▶ **EXERCISE**
For each line in the data below that holds "цеолита", return a copy.

+ + +

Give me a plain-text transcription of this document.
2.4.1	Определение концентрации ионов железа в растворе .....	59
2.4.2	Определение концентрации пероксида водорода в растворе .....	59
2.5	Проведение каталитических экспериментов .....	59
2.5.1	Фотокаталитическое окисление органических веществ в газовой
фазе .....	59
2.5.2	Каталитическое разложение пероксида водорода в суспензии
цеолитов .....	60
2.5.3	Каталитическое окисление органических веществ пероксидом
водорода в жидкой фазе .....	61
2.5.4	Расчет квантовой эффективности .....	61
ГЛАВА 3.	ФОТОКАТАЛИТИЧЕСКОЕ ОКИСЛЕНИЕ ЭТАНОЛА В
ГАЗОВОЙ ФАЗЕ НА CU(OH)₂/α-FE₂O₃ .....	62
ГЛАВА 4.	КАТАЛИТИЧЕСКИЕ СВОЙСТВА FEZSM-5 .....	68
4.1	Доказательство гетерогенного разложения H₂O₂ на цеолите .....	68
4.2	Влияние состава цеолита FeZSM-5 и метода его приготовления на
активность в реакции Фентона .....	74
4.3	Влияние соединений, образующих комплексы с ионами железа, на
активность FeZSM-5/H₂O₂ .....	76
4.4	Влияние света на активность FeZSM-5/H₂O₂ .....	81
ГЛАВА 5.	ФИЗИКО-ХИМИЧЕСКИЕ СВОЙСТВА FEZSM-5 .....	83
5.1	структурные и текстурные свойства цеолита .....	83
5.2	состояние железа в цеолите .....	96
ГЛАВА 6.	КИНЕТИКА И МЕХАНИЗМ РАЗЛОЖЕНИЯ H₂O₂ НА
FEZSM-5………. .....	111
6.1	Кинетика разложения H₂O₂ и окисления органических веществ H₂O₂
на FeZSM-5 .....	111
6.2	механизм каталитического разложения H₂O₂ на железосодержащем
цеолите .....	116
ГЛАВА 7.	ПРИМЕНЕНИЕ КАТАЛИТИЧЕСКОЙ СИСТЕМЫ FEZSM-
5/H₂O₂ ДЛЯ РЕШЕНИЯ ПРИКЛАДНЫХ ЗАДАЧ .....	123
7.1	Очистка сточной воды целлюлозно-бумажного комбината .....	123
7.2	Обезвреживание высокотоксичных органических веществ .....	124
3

+ + +

▶ **EXPECTED OUTPUT**
4.2	Влияние состава цеолита FeZSM-5 и метода его приготовления на
5.1	структурные и текстурные свойства цеолита .....	83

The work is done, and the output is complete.